(Records from a data collection)
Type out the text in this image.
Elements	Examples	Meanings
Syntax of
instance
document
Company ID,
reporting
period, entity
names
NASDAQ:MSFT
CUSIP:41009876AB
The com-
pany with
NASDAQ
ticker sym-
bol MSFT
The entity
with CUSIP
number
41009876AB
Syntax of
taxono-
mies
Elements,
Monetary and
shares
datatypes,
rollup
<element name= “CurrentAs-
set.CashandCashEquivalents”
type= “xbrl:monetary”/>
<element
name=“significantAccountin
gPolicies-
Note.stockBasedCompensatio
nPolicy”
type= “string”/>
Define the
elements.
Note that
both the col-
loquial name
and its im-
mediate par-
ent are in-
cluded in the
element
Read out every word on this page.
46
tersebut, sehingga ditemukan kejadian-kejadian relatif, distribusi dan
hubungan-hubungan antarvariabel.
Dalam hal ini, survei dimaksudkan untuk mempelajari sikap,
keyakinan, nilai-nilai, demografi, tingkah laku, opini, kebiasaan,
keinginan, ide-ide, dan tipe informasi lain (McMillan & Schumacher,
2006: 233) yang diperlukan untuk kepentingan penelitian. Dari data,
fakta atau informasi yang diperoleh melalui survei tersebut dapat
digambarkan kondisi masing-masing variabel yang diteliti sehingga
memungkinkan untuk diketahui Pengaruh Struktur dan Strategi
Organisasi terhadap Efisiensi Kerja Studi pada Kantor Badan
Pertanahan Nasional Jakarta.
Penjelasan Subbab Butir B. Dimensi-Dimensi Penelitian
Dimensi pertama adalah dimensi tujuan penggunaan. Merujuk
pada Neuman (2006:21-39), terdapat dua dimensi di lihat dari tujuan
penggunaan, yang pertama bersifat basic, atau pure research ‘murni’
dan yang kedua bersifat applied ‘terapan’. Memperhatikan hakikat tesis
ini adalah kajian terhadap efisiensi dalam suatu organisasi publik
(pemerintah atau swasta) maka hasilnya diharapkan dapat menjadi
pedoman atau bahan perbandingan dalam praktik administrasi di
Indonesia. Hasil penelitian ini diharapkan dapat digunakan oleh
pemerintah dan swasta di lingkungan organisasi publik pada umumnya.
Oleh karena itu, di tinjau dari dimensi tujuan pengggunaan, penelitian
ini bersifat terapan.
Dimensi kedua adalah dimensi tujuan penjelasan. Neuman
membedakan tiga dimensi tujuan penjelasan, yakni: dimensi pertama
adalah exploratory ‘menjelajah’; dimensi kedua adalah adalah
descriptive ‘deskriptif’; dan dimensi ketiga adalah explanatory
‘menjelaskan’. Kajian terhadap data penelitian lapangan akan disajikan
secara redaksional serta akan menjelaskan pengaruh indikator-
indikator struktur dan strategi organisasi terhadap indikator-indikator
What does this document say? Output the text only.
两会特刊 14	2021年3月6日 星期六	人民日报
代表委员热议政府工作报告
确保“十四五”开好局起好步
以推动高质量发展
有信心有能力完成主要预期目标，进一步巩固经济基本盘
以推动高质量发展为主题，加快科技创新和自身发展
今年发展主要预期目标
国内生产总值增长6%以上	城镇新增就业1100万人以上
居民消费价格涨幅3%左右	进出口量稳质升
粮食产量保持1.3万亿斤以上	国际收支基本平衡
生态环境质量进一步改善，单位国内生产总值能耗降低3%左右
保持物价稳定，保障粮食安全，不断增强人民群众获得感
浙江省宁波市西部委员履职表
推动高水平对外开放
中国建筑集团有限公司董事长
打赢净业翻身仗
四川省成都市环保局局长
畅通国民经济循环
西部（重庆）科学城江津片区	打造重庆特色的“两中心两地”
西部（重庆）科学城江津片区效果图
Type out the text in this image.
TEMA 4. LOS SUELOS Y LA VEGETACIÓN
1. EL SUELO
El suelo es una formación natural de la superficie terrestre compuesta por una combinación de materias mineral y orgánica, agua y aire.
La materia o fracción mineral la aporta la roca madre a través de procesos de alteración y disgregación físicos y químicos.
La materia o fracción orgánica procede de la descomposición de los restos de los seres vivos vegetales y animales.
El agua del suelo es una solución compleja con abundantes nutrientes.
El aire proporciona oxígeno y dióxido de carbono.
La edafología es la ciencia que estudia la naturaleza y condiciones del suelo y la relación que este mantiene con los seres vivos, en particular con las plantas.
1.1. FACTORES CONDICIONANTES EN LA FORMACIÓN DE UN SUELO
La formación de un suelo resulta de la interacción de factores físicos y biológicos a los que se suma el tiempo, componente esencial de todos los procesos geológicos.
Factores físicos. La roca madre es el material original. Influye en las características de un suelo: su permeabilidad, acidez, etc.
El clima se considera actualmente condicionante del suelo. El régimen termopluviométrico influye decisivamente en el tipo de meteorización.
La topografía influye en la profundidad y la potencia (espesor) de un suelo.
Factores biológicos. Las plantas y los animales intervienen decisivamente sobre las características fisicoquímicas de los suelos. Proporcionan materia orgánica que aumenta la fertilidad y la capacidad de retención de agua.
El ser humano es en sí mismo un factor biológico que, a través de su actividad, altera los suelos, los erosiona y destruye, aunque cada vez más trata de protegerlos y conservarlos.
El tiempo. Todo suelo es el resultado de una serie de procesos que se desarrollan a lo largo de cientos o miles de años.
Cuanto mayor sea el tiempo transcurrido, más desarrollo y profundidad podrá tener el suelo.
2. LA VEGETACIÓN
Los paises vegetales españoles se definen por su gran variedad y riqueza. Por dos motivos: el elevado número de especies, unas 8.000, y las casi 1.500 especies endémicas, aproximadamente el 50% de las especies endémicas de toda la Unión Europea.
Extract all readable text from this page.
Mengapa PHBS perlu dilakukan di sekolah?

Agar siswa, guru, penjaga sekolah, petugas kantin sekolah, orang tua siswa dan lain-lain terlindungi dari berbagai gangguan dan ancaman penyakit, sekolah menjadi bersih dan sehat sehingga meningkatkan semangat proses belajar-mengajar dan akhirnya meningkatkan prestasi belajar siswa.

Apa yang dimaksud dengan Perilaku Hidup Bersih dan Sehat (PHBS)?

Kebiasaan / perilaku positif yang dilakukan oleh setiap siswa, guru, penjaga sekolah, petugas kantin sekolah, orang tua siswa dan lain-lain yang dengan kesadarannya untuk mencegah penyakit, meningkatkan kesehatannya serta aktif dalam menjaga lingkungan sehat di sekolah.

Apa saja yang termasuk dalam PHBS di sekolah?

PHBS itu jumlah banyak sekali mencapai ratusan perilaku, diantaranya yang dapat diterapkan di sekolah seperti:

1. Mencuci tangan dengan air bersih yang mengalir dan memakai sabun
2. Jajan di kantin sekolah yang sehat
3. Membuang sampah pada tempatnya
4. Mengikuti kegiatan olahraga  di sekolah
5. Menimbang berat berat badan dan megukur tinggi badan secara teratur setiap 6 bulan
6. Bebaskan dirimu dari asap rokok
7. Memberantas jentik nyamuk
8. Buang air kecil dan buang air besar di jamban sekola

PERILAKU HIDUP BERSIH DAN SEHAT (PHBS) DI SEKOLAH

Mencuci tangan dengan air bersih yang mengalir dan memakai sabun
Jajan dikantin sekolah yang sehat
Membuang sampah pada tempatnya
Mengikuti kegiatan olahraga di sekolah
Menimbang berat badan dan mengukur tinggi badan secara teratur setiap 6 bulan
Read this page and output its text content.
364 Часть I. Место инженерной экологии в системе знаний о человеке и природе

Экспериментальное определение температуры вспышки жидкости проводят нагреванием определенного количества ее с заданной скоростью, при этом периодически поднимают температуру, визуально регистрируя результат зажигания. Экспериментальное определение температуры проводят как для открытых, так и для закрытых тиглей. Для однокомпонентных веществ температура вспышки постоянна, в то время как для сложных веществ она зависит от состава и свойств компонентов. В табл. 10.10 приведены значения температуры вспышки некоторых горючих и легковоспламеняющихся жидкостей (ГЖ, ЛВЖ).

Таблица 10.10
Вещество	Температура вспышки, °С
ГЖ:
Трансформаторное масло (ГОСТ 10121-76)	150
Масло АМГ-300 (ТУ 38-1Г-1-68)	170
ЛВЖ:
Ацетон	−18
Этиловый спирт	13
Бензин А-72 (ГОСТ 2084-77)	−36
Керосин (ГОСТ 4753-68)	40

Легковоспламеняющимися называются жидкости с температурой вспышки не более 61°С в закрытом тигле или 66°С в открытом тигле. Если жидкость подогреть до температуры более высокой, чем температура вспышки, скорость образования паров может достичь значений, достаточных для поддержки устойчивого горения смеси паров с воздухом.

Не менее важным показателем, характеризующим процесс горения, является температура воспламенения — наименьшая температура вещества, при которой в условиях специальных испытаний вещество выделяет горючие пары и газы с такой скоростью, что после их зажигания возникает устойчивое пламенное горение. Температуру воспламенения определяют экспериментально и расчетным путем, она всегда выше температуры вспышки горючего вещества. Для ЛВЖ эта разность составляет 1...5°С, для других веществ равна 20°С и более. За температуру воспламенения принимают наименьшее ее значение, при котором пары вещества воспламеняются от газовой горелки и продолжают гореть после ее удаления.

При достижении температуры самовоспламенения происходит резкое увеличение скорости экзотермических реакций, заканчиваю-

THE EXERCISE
Your task is to list each line of the records with the word "madre".

SOLUTION FOR THIS EXERCISE
La materia o fracción mineral la aporta la roca madre a través de procesos de alteración y disgregación físicos y químicos.
Factores físicos. La roca madre es el material original. Influye en las características de un suelo: su permeabilidad, acidez, etc.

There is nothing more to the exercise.